■ **What the task asks**: Report the number of lines that include "door", with no additional text.

■ **Records provided**:
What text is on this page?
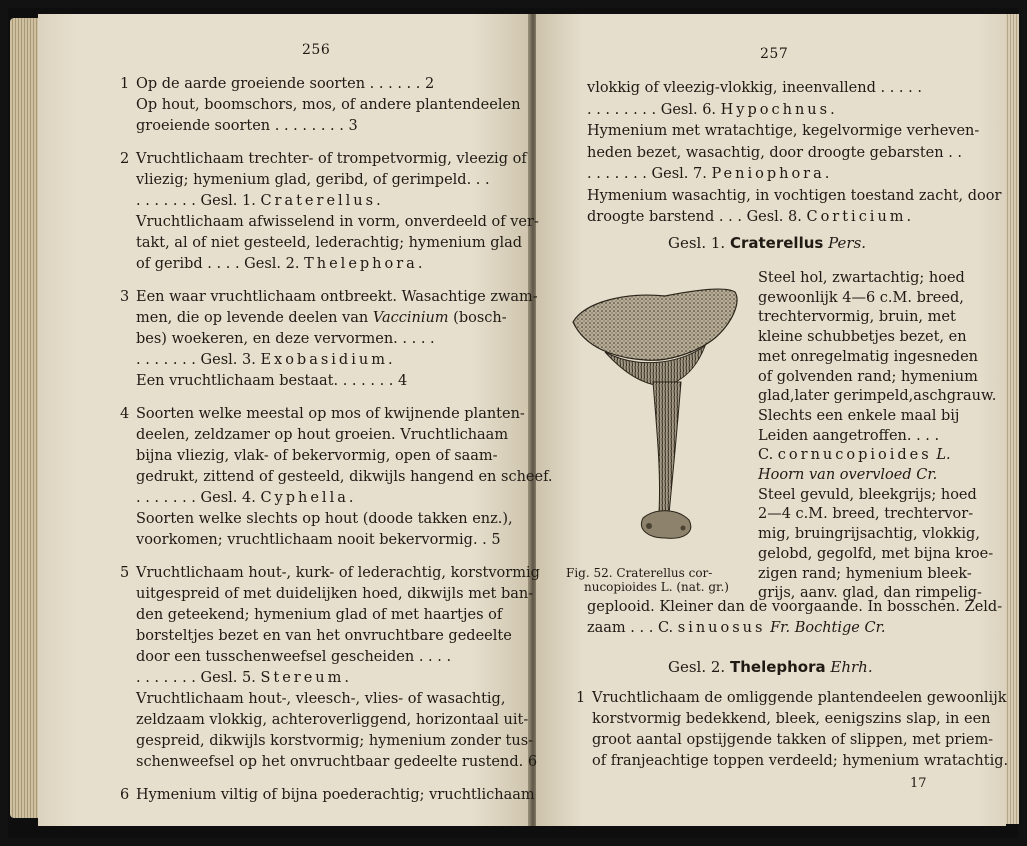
256
1 Op de aarde groeiende soorten . . . . . . 2
Op hout, boomschors, mos, of andere plantendeelen
groeiende soorten . . . . . . . . 3
2 Vruchtlichaam trechter- of trompetvormig, vleezig of
vliezig; hymenium glad, geribd, of gerimpeld. . .
. . . . . . . Gesl. 1. Craterellus.
Vruchtlichaam afwisselend in vorm, onverdeeld of ver-
takt, al of niet gesteeld, lederachtig; hymenium glad
of geribd . . . . Gesl. 2. Thelephora.
3 Een waar vruchtlichaam ontbreekt. Wasachtige zwam-
men, die op levende deelen van Vaccinium (bosch-
bes) woekeren, en deze vervormen. . . . .
. . . . . . . Gesl. 3. Exobasidium.
Een vruchtlichaam bestaat. . . . . . . 4
4 Soorten welke meestal op mos of kwijnende planten-
deelen, zeldzamer op hout groeien. Vruchtlichaam
bijna vliezig, vlak- of bekervormig, open of saam-
gedrukt, zittend of gesteeld, dikwijls hangend en scheef.
. . . . . . . Gesl. 4. Cyphella.
Soorten welke slechts op hout (doode takken enz.),
voorkomen; vruchtlichaam nooit bekervormig. . 5
5 Vruchtlichaam hout-, kurk- of lederachtig, korstvormig
uitgespreid of met duidelijken hoed, dikwijls met ban-
den geteekend; hymenium glad of met haartjes of
borsteltjes bezet en van het onvruchtbare gedeelte
door een tusschenweefsel gescheiden . . . .
. . . . . . . Gesl. 5. Stereum.
Vruchtlichaam hout-, vleesch-, vlies- of wasachtig,
zeldzaam vlokkig, achteroverliggend, horizontaal uit-
gespreid, dikwijls korstvormig; hymenium zonder tus-
schenweefsel op het onvruchtbaar gedeelte rustend. 6
6 Hymenium viltig of bijna poederachtig; vruchtlichaam
257
vlokkig of vleezig-vlokkig, ineenvallend . . . . .
. . . . . . . . Gesl. 6. Hypochnus.
Hymenium met wratachtige, kegelvormige verheven-
heden bezet, wasachtig, door droogte gebarsten . .
. . . . . . . Gesl. 7. Peniophora.
Hymenium wasachtig, in vochtigen toestand zacht, door
droogte barstend . . . Gesl. 8. Corticium.
Gesl. 1. Craterellus Pers.
Steel hol, zwartachtig; hoed
gewoonlijk 4—6 c.M. breed,
trechtervormig, bruin, met
kleine schubbetjes bezet, en
met onregelmatig ingesneden
of golvenden rand; hymenium
glad,later gerimpeld,aschgrauw.
Slechts een enkele maal bij
Leiden aangetroffen. . . .
C. cornucopioides L.
Hoorn van overvloed Cr.
Steel gevuld, bleekgrijs; hoed
2—4 c.M. breed, trechtervor-
mig, bruingrijsachtig, vlokkig,
gelobd, gegolfd, met bijna kroe-
zigen rand; hymenium bleek-
grijs, aanv. glad, dan rimpelig-
Fig. 52. Craterellus cor-
nucopioides L. (nat. gr.)
geplooid. Kleiner dan de voorgaande. In bosschen. Zeld-
zaam . . . C. sinuosus Fr. Bochtige Cr.
Gesl. 2. Thelephora Ehrh.
1 Vruchtlichaam de omliggende plantendeelen gewoonlijk
korstvormig bedekkend, bleek, eenigszins slap, in een
groot aantal opstijgende takken of slippen, met priem-
of franjeachtige toppen verdeeld; hymenium wratachtig.
17
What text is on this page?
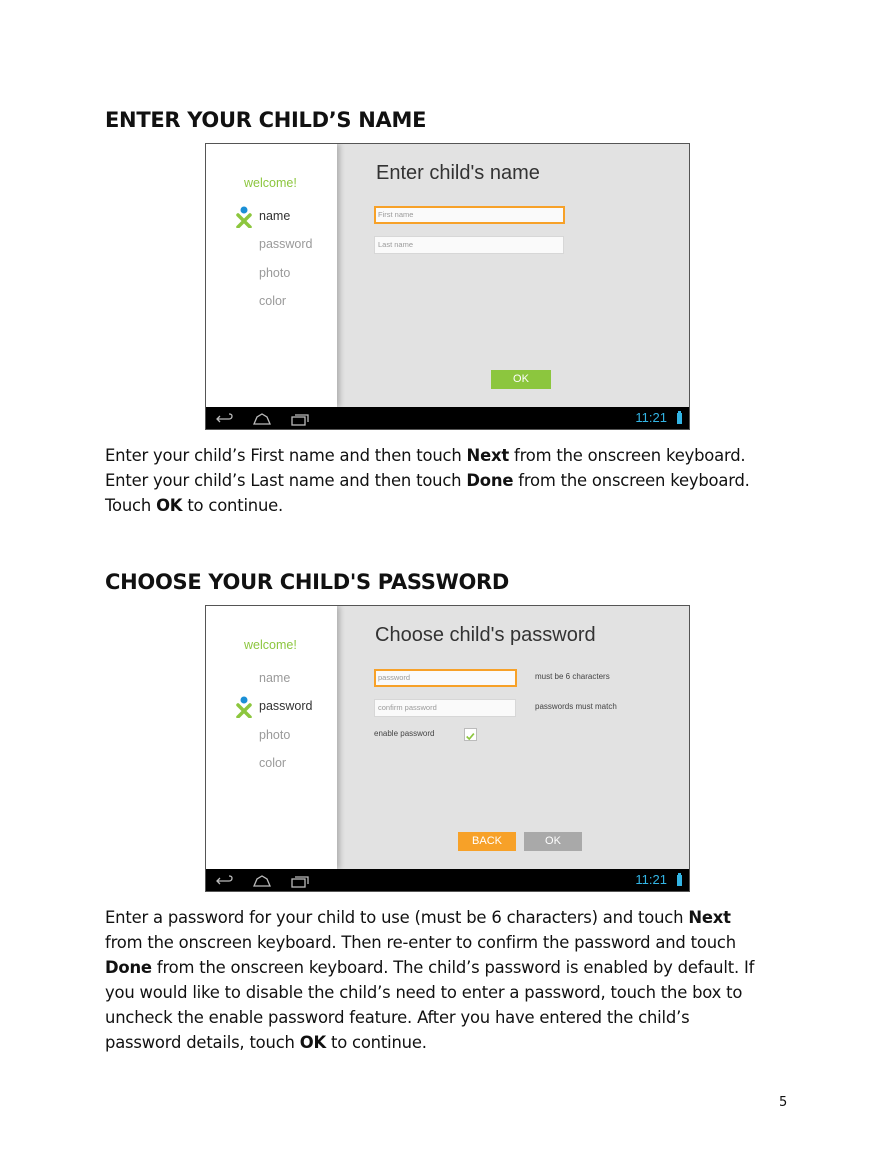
ENTER YOUR CHILD’S NAME
welcome!
name
password
photo
color
Enter child's name
First name
Last name
OK
11:21

Enter your child’s First name and then touch Next from the onscreen keyboard.

Enter your child’s Last name and then touch Done from the onscreen keyboard.

Touch OK to continue.

CHOOSE YOUR CHILD'S PASSWORD
welcome!
name
password
photo
color
Choose child's password
password
confirm password
must be 6 characters
passwords must match
enable password
BACK	OK
11:21

Enter a password for your child to use (must be 6 characters) and touch Next

from the onscreen keyboard. Then re-enter to confirm the password and touch

Done from the onscreen keyboard. The child’s password is enabled by default. If

you would like to disable the child’s need to enter a password, touch the box to

uncheck the enable password feature. After you have entered the child’s

password details, touch OK to continue.

5
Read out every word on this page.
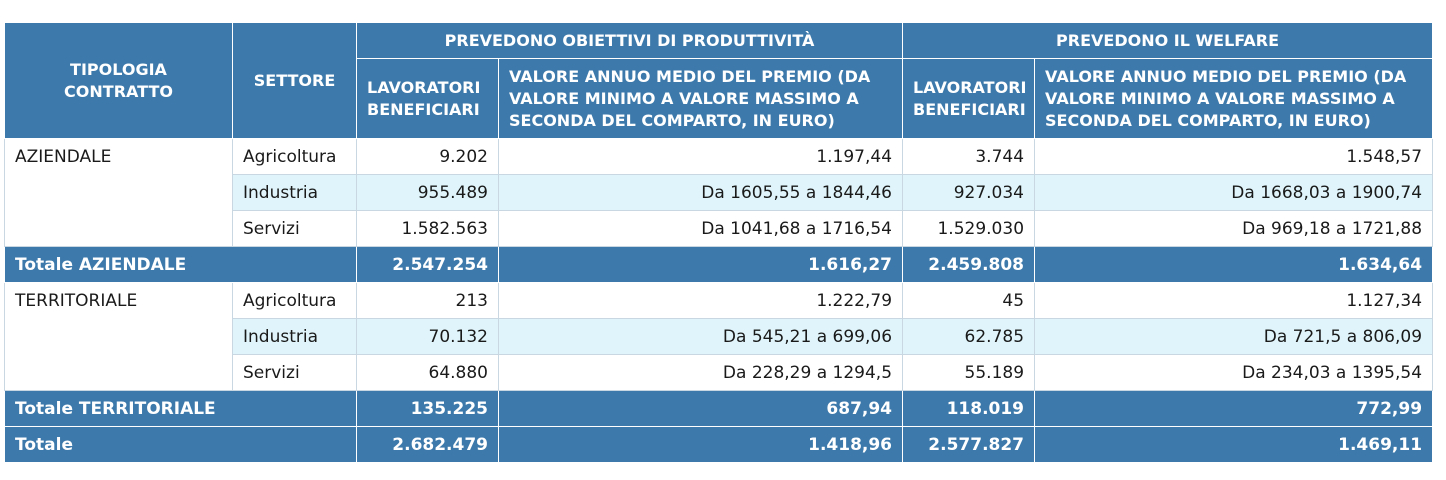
TIPOLOGIA CONTRATTO	SETTORE	PREVEDONO OBIETTIVI DI PRODUTTIVITÀ		PREVEDONO IL WELFARE	
		LAVORATORI BENEFICIARI	VALORE ANNUO MEDIO DEL PREMIO (DA VALORE MINIMO A VALORE MASSIMO A SECONDA DEL COMPARTO, IN EURO)	LAVORATORI BENEFICIARI	VALORE ANNUO MEDIO DEL PREMIO (DA VALORE MINIMO A VALORE MASSIMO A SECONDA DEL COMPARTO, IN EURO)
AZIENDALE	Agricoltura	9.202	1.197,44	3.744	1.548,57
	Industria	955.489	Da 1605,55 a 1844,46	927.034	Da 1668,03 a 1900,74
	Servizi	1.582.563	Da 1041,68 a 1716,54	1.529.030	Da 969,18 a 1721,88
Totale AZIENDALE		2.547.254	1.616,27	2.459.808	1.634,64
TERRITORIALE	Agricoltura	213	1.222,79	45	1.127,34
	Industria	70.132	Da 545,21 a 699,06	62.785	Da 721,5 a 806,09
	Servizi	64.880	Da 228,29 a 1294,5	55.189	Da 234,03 a 1395,54
Totale TERRITORIALE		135.225	687,94	118.019	772,99
Totale		2.682.479	1.418,96	2.577.827	1.469,11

■ **Written response**: 3